● Given instruction
Can you find the lines of the listing that include "diện" and copy every one?

● Material for this task
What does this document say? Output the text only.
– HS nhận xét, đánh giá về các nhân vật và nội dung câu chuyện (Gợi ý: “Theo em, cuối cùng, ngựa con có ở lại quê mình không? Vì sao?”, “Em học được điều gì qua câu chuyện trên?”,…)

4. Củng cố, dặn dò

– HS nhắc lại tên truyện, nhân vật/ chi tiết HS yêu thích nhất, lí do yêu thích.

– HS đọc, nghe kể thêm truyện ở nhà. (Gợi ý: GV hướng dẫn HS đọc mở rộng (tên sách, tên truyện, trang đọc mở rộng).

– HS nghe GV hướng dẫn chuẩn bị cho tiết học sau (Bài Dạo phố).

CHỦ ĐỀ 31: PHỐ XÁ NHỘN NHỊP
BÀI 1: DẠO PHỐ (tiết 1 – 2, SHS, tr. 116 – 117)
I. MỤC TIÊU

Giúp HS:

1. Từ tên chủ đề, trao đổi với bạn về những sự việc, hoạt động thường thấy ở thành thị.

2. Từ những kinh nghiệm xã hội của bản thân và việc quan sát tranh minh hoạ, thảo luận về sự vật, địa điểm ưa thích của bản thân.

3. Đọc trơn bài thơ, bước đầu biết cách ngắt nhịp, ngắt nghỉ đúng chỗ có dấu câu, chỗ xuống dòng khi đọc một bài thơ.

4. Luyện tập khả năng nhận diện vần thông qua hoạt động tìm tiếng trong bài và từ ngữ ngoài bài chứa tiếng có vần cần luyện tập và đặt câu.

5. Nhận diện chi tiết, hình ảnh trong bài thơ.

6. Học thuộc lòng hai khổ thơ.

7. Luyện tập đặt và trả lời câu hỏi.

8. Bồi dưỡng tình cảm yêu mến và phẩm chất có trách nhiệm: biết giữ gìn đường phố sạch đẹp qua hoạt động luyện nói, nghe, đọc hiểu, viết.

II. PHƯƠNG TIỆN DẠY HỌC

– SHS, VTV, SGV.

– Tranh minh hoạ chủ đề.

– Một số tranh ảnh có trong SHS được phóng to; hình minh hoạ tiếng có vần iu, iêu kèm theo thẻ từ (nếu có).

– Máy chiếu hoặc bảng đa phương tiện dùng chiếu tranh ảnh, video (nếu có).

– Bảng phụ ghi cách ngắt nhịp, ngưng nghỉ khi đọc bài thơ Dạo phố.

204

● Output
4. Luyện tập khả năng nhận diện vần thông qua hoạt động tìm tiếng trong bài và từ ngữ ngoài bài chứa tiếng có vần cần luyện tập và đặt câu.
5. Nhận diện chi tiết, hình ảnh trong bài thơ.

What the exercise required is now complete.